[Saved entries]

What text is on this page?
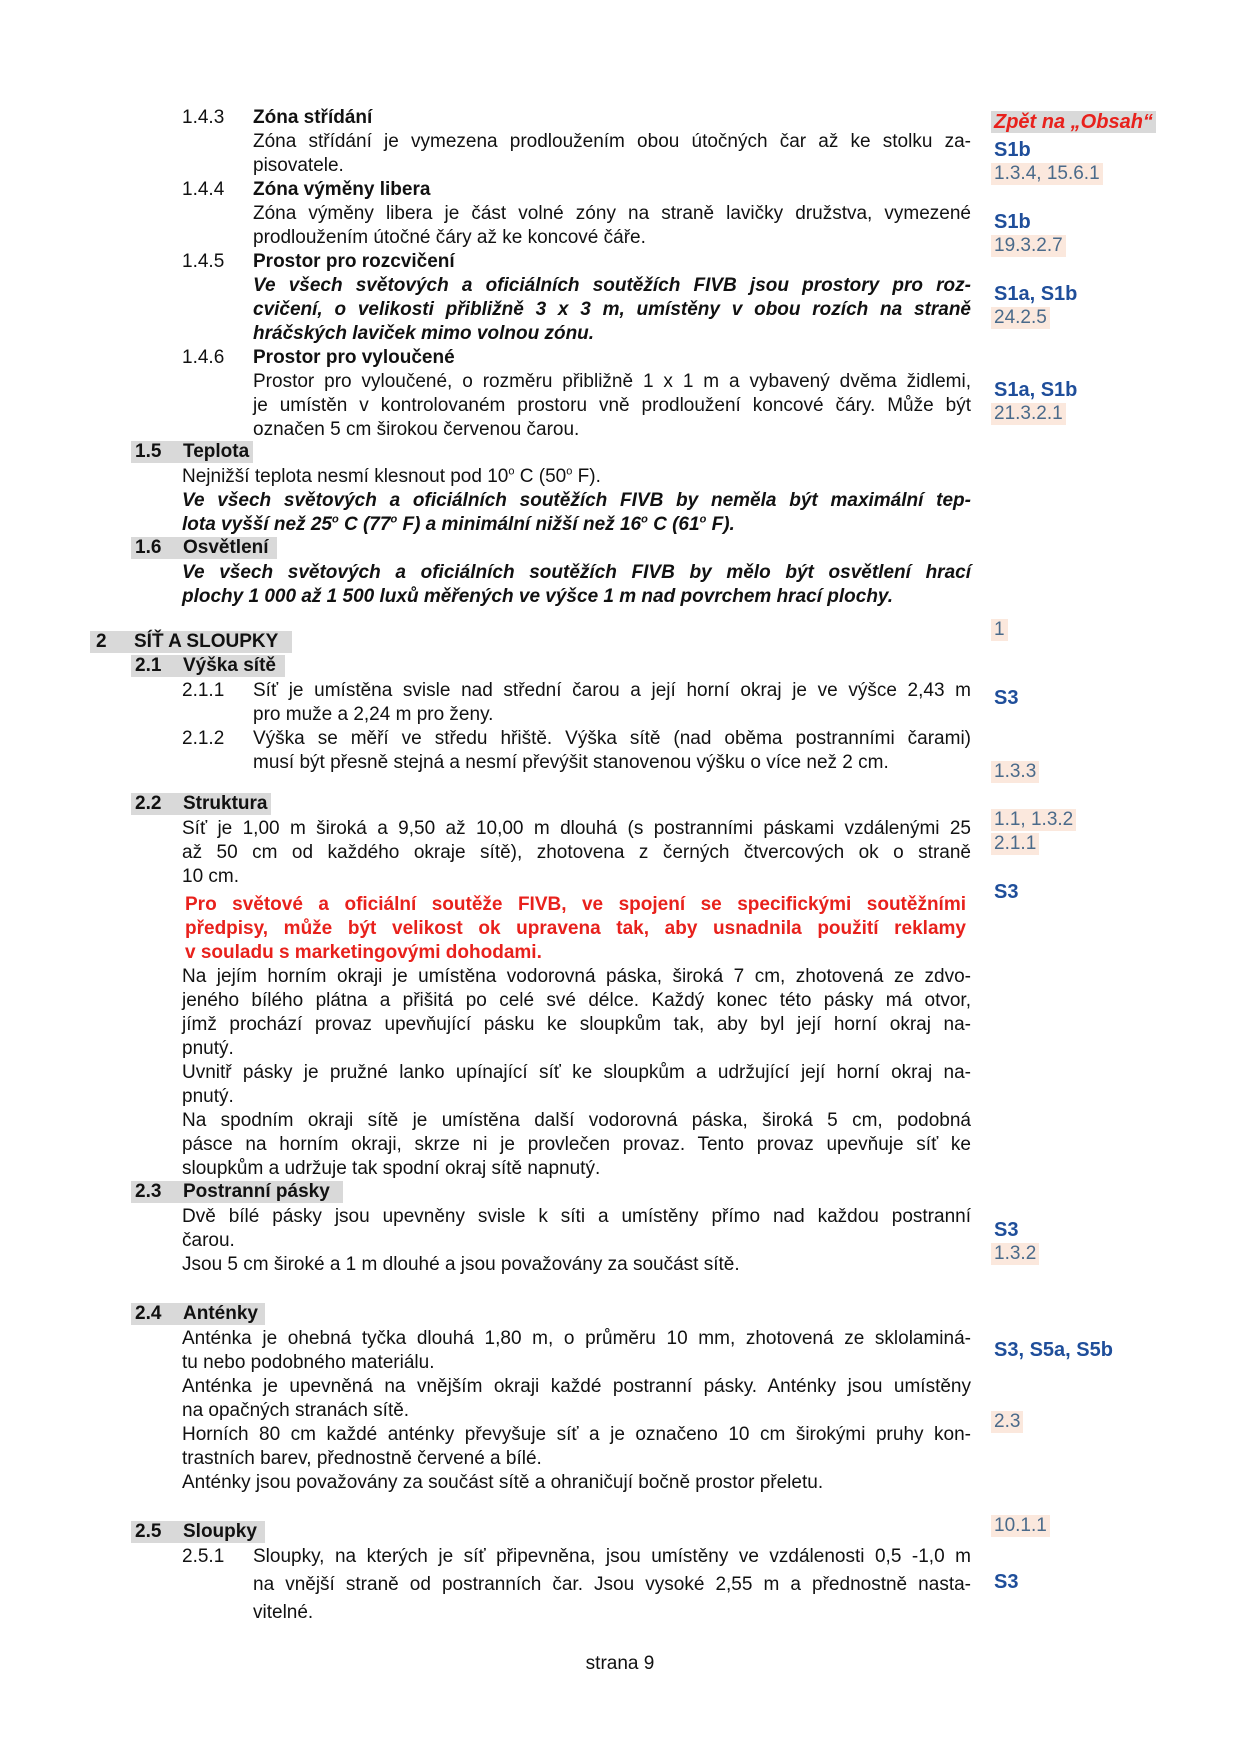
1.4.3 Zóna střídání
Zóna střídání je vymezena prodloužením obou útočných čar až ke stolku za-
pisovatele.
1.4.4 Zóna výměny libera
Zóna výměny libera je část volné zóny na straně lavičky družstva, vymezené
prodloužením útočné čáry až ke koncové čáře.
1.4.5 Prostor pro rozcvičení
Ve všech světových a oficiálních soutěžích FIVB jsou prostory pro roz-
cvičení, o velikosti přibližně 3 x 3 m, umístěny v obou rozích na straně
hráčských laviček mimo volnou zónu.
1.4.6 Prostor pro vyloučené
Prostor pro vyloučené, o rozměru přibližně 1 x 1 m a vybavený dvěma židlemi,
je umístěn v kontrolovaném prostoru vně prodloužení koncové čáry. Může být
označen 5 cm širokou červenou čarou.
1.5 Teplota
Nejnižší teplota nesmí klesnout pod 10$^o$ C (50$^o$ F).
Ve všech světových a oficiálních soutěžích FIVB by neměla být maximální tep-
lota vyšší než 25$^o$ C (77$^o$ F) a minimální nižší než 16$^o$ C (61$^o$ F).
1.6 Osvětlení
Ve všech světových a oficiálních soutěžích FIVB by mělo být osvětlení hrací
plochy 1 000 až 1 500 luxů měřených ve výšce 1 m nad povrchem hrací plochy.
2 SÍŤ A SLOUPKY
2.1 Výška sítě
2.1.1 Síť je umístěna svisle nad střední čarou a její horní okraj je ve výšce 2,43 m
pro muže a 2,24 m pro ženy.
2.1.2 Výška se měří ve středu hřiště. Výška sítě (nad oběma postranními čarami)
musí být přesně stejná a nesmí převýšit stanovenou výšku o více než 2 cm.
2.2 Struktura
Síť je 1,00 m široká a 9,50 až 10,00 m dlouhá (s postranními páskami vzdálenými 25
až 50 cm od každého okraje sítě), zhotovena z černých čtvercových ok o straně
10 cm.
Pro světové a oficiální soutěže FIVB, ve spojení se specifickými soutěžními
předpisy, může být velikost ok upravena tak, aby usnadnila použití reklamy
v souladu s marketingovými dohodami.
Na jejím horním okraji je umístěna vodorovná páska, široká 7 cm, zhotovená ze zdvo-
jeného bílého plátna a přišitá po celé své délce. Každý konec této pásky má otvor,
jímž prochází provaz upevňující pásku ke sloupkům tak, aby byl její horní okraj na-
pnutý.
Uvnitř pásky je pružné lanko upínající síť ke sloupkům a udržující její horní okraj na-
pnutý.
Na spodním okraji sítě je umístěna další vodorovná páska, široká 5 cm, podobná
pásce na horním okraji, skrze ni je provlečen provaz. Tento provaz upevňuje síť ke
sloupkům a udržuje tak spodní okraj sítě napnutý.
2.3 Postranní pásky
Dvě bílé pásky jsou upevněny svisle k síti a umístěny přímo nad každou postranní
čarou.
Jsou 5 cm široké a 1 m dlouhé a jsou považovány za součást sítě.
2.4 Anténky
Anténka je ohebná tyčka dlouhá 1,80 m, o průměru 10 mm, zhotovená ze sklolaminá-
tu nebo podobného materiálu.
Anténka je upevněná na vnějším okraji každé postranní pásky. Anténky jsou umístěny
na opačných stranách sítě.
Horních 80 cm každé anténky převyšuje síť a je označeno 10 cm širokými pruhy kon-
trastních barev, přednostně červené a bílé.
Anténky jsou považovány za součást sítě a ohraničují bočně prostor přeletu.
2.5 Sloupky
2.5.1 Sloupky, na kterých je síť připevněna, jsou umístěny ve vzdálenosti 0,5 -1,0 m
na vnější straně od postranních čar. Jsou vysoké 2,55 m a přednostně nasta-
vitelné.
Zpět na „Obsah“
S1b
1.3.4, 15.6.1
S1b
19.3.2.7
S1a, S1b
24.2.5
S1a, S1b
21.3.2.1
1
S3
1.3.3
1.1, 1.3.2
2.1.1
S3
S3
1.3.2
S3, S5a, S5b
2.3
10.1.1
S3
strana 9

● **TASK DETAILS**
Find the lines holding "obou" and list every one.

● **RESULT BELOW**
Zóna střídání je vymezena prodloužením obou útočných čar až ke stolku za-
cvičení, o velikosti přibližně 3 x 3 m, umístěny v obou rozích na straně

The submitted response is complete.